▶ _Exercise instructions_
Output every line of the material exactly, omitting images.

▶ _Supplied material_

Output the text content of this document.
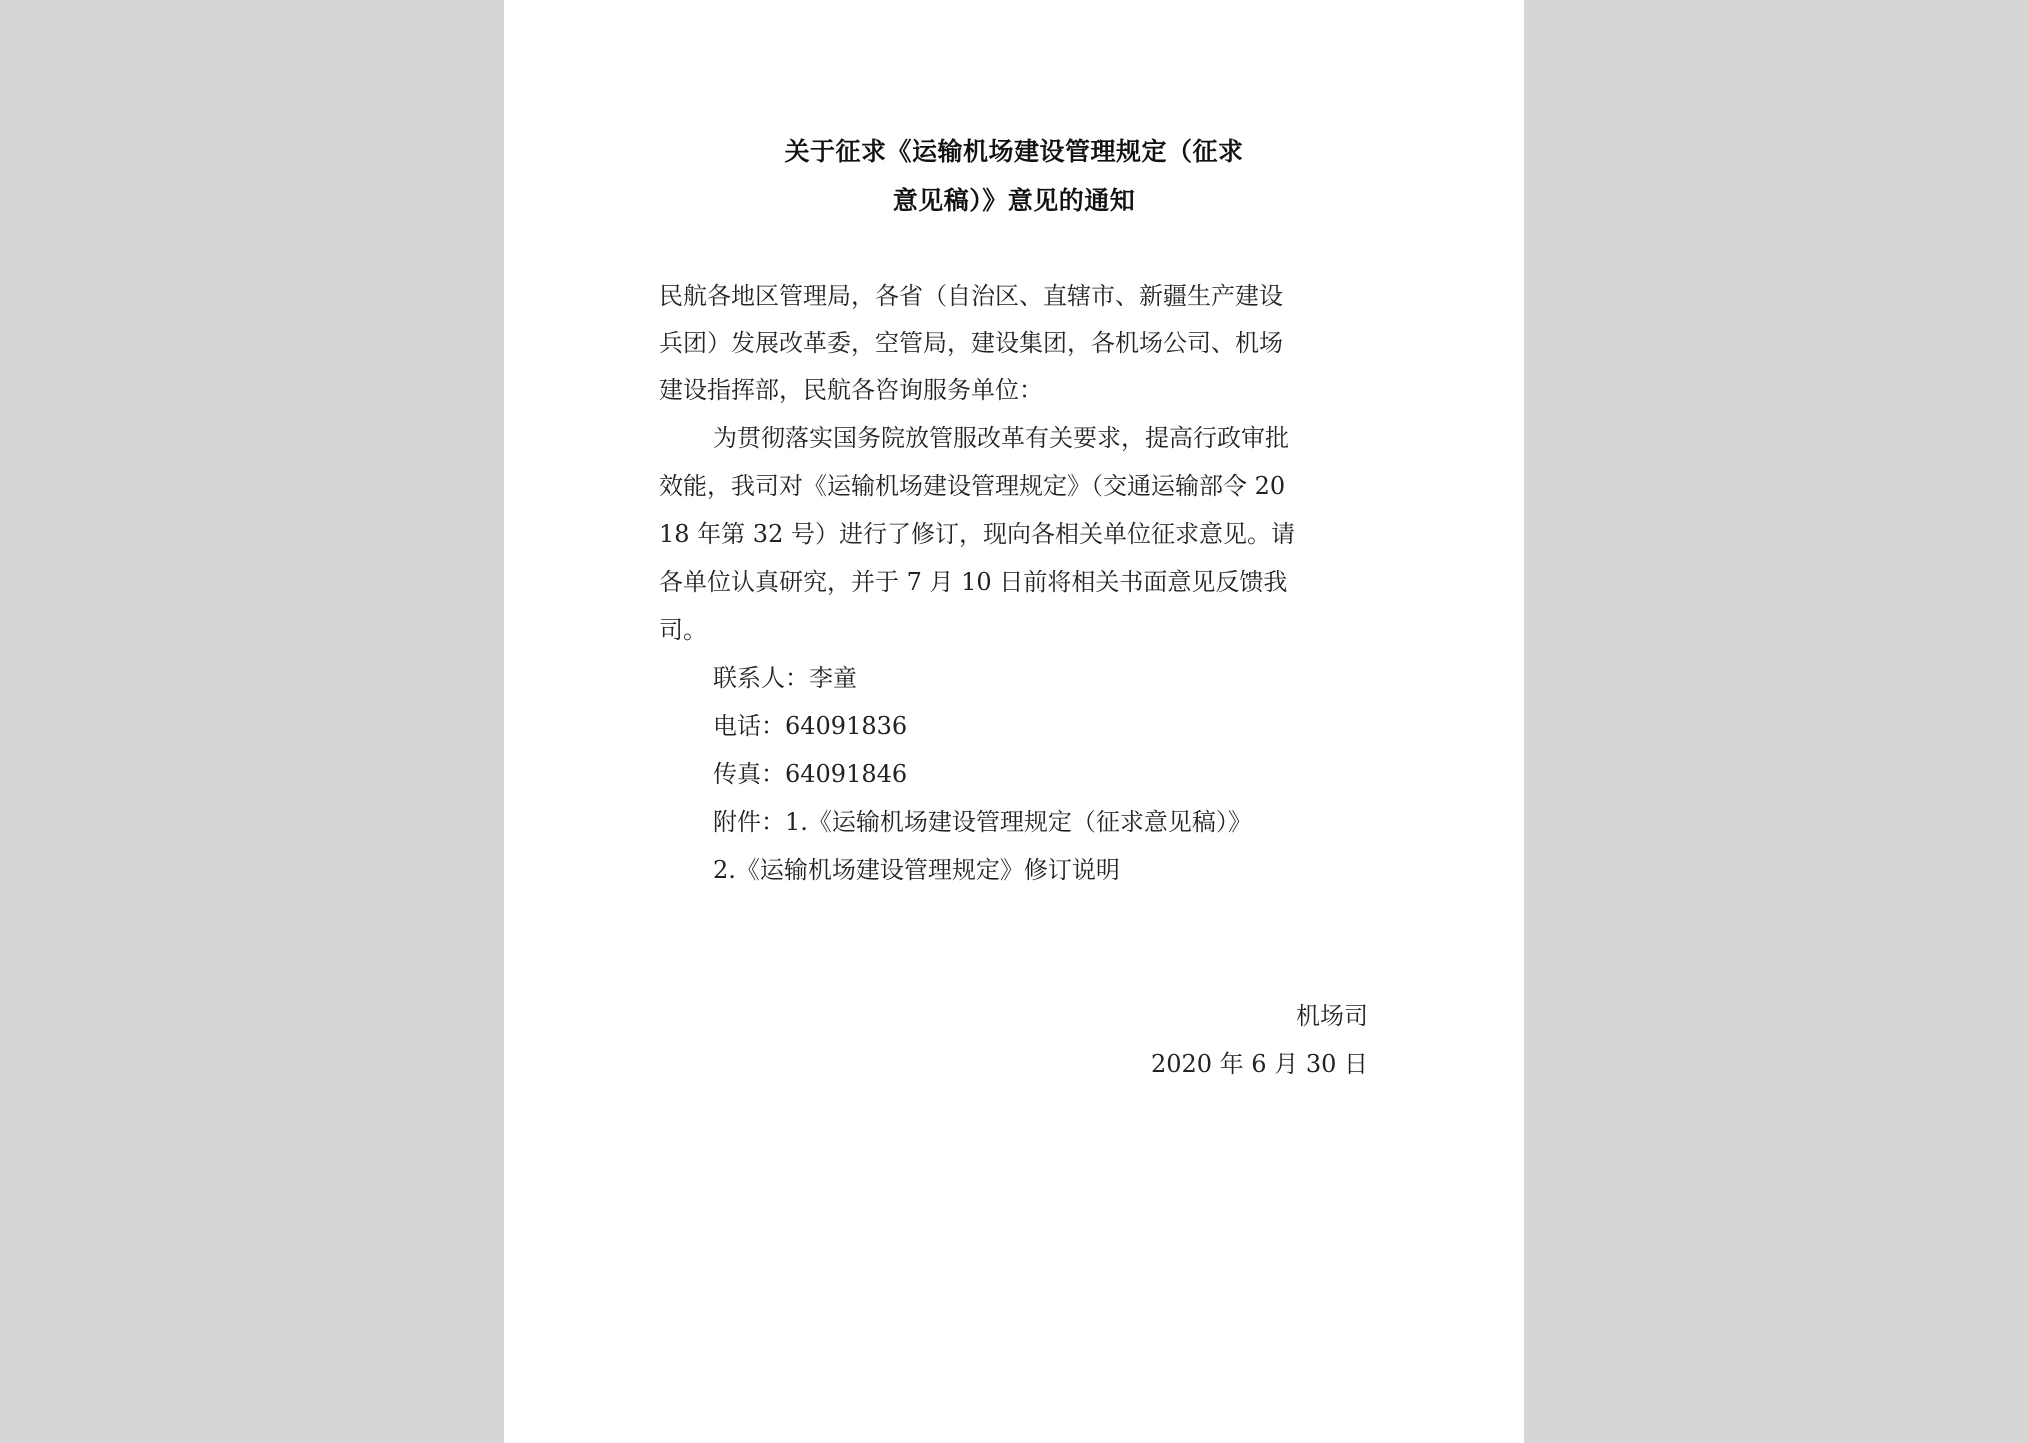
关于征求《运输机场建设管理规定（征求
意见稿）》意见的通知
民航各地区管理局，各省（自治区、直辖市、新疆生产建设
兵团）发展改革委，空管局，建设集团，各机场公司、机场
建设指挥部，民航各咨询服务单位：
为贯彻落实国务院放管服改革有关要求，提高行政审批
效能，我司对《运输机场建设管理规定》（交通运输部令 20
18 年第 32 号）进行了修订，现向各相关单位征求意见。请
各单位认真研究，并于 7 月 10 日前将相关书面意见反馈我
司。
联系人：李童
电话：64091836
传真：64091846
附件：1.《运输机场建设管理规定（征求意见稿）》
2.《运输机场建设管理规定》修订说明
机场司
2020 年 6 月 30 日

▶ _Full answer_
Output the text content of this document.
关于征求《运输机场建设管理规定（征求
意见稿）》意见的通知
民航各地区管理局，各省（自治区、直辖市、新疆生产建设
兵团）发展改革委，空管局，建设集团，各机场公司、机场
建设指挥部，民航各咨询服务单位：
为贯彻落实国务院放管服改革有关要求，提高行政审批
效能，我司对《运输机场建设管理规定》（交通运输部令 20
18 年第 32 号）进行了修订，现向各相关单位征求意见。请
各单位认真研究，并于 7 月 10 日前将相关书面意见反馈我
司。
联系人：李童
电话：64091836
传真：64091846
附件：1.《运输机场建设管理规定（征求意见稿）》
2.《运输机场建设管理规定》修订说明
机场司
2020 年 6 月 30 日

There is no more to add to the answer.